**What to produce**
In the entries that follow, how many lines contain the word "Havel"? Answer with the number only.

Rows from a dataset
+++++

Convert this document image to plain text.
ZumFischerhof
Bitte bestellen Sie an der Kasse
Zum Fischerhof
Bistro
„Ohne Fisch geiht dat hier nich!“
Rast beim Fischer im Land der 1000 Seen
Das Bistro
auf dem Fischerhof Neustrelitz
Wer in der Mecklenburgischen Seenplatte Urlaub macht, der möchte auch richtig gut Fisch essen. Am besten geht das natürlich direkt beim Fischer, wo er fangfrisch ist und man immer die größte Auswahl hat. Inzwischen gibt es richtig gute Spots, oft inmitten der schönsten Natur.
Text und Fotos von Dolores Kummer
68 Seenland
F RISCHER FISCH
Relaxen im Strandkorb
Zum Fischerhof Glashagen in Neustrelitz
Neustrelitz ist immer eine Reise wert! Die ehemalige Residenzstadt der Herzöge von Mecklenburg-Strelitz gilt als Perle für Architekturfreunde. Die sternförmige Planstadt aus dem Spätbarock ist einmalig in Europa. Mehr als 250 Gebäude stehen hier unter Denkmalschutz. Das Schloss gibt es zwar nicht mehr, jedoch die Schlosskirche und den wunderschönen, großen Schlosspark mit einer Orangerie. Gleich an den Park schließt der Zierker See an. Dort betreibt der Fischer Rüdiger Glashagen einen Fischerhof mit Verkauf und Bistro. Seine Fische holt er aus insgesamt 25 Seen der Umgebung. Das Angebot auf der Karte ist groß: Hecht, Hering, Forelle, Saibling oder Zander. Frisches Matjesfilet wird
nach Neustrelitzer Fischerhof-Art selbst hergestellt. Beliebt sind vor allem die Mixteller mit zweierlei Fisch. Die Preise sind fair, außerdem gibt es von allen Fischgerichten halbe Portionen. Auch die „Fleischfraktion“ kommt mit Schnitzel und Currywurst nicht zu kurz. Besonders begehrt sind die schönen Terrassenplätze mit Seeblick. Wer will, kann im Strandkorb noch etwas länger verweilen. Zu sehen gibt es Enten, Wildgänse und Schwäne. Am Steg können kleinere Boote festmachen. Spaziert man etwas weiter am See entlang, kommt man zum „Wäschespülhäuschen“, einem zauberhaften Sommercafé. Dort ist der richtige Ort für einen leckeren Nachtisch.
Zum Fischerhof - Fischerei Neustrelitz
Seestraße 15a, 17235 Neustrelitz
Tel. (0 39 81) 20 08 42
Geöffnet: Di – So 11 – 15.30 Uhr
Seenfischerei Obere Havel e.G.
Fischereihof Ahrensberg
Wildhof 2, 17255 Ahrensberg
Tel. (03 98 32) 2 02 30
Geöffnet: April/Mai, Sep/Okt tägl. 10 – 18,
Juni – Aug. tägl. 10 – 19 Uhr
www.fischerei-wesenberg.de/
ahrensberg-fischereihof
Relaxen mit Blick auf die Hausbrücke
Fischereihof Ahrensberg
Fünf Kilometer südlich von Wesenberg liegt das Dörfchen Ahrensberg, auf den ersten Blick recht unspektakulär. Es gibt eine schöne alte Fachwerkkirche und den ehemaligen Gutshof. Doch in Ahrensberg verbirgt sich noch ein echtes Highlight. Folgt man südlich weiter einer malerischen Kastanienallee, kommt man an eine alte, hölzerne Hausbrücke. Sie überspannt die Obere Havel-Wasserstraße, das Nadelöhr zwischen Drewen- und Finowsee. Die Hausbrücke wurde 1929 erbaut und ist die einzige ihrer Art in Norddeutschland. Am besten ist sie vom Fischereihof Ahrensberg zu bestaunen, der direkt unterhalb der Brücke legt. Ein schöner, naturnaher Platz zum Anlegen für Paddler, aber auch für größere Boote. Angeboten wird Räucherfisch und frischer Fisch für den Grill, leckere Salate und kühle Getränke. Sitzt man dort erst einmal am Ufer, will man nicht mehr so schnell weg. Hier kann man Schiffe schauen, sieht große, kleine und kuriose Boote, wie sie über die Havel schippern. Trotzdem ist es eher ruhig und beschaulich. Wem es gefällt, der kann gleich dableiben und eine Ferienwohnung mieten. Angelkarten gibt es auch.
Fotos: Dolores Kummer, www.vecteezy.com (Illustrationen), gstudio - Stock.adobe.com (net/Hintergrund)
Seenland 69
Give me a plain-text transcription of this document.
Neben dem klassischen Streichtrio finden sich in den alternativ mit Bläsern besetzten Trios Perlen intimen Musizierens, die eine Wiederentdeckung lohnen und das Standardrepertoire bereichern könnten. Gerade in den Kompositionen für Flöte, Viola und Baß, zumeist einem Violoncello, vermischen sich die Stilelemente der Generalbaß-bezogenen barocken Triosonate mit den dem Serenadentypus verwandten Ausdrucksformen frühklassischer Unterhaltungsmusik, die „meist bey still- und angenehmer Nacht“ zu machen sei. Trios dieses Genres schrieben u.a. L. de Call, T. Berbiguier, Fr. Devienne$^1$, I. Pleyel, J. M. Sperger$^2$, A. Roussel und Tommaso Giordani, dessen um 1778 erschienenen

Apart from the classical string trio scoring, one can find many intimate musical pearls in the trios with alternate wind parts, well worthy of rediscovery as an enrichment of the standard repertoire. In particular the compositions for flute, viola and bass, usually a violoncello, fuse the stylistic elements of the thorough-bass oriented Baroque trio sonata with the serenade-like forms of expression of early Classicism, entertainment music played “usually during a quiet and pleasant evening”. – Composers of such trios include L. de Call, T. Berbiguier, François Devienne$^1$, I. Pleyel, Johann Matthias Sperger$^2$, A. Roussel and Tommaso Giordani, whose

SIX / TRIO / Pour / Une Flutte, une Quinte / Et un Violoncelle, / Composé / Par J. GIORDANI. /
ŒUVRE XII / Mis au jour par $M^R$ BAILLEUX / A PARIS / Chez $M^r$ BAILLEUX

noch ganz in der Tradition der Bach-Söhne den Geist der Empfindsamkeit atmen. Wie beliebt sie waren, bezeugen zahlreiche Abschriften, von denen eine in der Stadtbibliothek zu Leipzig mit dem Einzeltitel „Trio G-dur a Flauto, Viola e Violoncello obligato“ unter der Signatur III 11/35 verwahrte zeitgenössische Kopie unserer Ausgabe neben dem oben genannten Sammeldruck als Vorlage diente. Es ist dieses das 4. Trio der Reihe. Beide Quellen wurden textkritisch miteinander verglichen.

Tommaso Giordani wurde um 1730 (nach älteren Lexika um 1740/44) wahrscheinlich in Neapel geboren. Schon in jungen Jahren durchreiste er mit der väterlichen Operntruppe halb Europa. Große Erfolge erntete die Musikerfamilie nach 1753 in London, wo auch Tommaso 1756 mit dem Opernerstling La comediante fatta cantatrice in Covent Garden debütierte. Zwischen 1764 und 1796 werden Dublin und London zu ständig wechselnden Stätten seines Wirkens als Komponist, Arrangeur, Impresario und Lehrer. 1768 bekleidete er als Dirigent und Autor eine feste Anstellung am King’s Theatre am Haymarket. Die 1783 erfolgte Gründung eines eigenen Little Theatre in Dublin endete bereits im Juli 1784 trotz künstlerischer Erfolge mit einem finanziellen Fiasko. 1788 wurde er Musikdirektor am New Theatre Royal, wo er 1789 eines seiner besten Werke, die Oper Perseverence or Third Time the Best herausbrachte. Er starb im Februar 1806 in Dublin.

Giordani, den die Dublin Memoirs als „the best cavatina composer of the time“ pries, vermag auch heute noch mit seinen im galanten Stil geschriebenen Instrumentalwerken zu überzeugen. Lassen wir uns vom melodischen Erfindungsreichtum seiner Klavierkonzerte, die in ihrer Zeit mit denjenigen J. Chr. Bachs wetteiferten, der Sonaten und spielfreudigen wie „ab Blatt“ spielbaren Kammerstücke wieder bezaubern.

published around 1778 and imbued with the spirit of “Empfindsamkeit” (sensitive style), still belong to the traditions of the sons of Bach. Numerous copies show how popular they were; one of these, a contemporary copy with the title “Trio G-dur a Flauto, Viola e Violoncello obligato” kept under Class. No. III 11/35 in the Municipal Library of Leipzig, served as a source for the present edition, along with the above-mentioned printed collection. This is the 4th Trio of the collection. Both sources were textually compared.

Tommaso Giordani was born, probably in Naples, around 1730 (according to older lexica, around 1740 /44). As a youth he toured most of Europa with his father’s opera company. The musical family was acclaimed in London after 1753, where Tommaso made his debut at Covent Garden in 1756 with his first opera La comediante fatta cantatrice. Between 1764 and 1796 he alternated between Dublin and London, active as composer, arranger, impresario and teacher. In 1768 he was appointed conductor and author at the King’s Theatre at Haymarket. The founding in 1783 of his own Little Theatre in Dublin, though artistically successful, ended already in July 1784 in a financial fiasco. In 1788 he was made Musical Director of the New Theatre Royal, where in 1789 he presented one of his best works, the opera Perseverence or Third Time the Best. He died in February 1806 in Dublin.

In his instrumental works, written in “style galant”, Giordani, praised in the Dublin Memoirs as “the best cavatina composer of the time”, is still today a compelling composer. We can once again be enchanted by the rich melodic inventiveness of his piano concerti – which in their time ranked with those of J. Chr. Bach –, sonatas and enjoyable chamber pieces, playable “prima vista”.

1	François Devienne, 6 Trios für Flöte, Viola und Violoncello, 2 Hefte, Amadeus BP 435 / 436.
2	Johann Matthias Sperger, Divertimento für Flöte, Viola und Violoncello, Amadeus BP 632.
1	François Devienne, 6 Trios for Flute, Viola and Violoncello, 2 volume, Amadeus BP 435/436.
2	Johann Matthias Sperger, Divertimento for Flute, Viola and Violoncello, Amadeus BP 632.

+++++

**Task output**
2